**Work required:** Reproduce every record below exactly as it appears.

--------

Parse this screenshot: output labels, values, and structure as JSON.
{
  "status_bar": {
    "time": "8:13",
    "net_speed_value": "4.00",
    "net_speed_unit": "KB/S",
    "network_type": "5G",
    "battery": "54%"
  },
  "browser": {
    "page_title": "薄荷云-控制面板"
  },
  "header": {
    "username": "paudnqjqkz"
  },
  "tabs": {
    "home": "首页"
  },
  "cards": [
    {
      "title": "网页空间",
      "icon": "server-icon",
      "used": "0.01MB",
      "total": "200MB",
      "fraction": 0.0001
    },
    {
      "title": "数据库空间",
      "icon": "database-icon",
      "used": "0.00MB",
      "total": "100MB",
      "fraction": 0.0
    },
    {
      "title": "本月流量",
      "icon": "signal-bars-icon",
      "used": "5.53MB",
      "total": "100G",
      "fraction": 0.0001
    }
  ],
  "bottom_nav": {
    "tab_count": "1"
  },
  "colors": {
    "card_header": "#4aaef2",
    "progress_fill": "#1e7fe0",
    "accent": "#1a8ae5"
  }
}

--------

**Exercise output:**
Parse this screenshot: output labels, values, and structure as JSON.
{
  "status_bar": {
    "time": "8:13",
    "net_speed_value": "4.00",
    "net_speed_unit": "KB/S",
    "network_type": "5G",
    "battery": "54%"
  },
  "browser": {
    "page_title": "薄荷云-控制面板"
  },
  "header": {
    "username": "paudnqjqkz"
  },
  "tabs": {
    "home": "首页"
  },
  "cards": [
    {
      "title": "网页空间",
      "icon": "server-icon",
      "used": "0.01MB",
      "total": "200MB",
      "fraction": 0.0001
    },
    {
      "title": "数据库空间",
      "icon": "database-icon",
      "used": "0.00MB",
      "total": "100MB",
      "fraction": 0.0
    },
    {
      "title": "本月流量",
      "icon": "signal-bars-icon",
      "used": "5.53MB",
      "total": "100G",
      "fraction": 0.0001
    }
  ],
  "bottom_nav": {
    "tab_count": "1"
  },
  "colors": {
    "card_header": "#4aaef2",
    "progress_fill": "#1e7fe0",
    "accent": "#1a8ae5"
  }
}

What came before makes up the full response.